= SHORT TASK =
Copy out every line that contains "Sausage".

:::::

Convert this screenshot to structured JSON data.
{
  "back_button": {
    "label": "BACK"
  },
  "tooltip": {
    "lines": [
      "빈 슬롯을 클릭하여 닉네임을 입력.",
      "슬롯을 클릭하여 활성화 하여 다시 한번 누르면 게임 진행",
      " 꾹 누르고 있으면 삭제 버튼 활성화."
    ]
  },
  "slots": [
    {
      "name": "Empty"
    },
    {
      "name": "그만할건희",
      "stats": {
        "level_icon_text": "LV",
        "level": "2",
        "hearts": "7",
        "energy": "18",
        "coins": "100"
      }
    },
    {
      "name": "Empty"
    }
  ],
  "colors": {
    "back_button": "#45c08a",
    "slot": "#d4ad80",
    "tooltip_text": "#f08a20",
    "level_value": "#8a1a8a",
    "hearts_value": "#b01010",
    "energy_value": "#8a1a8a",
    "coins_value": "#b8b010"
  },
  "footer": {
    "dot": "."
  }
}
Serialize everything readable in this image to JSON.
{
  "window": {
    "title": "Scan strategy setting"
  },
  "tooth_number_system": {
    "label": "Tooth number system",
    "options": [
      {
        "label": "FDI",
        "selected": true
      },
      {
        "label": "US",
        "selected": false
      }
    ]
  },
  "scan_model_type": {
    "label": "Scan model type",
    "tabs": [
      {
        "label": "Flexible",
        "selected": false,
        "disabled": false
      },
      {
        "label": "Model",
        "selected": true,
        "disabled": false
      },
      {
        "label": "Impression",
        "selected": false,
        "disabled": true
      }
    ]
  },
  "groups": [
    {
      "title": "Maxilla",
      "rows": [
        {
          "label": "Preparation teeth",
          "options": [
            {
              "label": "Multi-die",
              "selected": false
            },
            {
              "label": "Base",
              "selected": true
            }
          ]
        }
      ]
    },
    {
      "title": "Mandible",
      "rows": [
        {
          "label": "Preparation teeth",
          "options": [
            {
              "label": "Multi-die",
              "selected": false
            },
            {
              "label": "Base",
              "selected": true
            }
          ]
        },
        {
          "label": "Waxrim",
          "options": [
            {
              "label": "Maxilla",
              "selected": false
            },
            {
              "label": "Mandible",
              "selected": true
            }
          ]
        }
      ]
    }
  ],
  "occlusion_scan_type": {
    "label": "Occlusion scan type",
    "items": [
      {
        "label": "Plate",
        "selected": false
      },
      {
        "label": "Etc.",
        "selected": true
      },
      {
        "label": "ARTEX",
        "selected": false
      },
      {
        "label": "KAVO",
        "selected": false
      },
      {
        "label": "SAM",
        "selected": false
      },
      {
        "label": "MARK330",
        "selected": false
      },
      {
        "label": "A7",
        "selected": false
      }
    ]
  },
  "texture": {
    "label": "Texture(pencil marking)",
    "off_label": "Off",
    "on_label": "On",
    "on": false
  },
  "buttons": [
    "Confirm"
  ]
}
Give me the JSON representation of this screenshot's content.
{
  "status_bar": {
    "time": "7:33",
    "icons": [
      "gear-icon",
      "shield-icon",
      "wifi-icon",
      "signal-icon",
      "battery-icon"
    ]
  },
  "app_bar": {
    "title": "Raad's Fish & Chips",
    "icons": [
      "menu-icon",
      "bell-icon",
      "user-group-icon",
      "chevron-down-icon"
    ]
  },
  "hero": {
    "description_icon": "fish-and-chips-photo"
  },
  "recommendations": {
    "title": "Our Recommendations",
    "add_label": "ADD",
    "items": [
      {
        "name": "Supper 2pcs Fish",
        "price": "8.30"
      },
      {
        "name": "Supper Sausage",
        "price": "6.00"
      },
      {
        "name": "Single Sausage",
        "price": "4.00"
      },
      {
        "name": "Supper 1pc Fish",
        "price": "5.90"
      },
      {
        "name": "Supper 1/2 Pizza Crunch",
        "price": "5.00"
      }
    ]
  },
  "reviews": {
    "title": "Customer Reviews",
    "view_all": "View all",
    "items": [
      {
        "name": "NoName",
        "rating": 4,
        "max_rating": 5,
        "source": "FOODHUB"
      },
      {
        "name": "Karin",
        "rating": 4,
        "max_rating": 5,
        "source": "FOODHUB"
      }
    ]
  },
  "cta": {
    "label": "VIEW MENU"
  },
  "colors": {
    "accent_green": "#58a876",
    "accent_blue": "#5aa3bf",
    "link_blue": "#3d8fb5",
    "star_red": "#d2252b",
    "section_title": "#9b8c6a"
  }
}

:::::

= ANSWER FOR THIS EXERCISE =
        "name": "Supper Sausage",
        "name": "Single Sausage",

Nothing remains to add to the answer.